> _Task details_: Retype the whole listing below, character for character.

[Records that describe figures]
● ● ● ● ● ● ●

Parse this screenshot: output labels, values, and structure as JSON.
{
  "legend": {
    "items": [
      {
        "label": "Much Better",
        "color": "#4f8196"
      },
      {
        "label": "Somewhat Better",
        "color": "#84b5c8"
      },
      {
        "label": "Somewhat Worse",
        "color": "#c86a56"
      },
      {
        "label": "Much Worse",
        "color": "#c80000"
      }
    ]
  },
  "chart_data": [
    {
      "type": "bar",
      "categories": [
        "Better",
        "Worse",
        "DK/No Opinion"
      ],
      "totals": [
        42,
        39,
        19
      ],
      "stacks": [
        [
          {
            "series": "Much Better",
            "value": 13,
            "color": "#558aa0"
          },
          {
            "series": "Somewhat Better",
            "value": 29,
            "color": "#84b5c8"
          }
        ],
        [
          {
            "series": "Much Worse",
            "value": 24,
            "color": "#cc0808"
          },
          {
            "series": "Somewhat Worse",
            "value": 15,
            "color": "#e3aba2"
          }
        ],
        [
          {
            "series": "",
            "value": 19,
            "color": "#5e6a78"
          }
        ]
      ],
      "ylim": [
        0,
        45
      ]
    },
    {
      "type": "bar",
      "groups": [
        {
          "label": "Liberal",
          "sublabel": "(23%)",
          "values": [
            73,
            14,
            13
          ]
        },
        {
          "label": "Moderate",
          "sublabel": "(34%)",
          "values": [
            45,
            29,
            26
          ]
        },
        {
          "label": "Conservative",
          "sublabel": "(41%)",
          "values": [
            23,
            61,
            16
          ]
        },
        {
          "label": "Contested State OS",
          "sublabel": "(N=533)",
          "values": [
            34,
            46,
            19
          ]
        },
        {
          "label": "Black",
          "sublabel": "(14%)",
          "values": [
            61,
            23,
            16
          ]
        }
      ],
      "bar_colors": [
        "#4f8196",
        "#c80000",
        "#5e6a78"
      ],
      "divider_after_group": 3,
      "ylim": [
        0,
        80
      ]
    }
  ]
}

● ● ● ● ● ● ●

> _Finished exercise_:
Parse this screenshot: output labels, values, and structure as JSON.
{
  "legend": {
    "items": [
      {
        "label": "Much Better",
        "color": "#4f8196"
      },
      {
        "label": "Somewhat Better",
        "color": "#84b5c8"
      },
      {
        "label": "Somewhat Worse",
        "color": "#c86a56"
      },
      {
        "label": "Much Worse",
        "color": "#c80000"
      }
    ]
  },
  "chart_data": [
    {
      "type": "bar",
      "categories": [
        "Better",
        "Worse",
        "DK/No Opinion"
      ],
      "totals": [
        42,
        39,
        19
      ],
      "stacks": [
        [
          {
            "series": "Much Better",
            "value": 13,
            "color": "#558aa0"
          },
          {
            "series": "Somewhat Better",
            "value": 29,
            "color": "#84b5c8"
          }
        ],
        [
          {
            "series": "Much Worse",
            "value": 24,
            "color": "#cc0808"
          },
          {
            "series": "Somewhat Worse",
            "value": 15,
            "color": "#e3aba2"
          }
        ],
        [
          {
            "series": "",
            "value": 19,
            "color": "#5e6a78"
          }
        ]
      ],
      "ylim": [
        0,
        45
      ]
    },
    {
      "type": "bar",
      "groups": [
        {
          "label": "Liberal",
          "sublabel": "(23%)",
          "values": [
            73,
            14,
            13
          ]
        },
        {
          "label": "Moderate",
          "sublabel": "(34%)",
          "values": [
            45,
            29,
            26
          ]
        },
        {
          "label": "Conservative",
          "sublabel": "(41%)",
          "values": [
            23,
            61,
            16
          ]
        },
        {
          "label": "Contested State OS",
          "sublabel": "(N=533)",
          "values": [
            34,
            46,
            19
          ]
        },
        {
          "label": "Black",
          "sublabel": "(14%)",
          "values": [
            61,
            23,
            16
          ]
        }
      ],
      "bar_colors": [
        "#4f8196",
        "#c80000",
        "#5e6a78"
      ],
      "divider_after_group": 3,
      "ylim": [
        0,
        80
      ]
    }
  ]
}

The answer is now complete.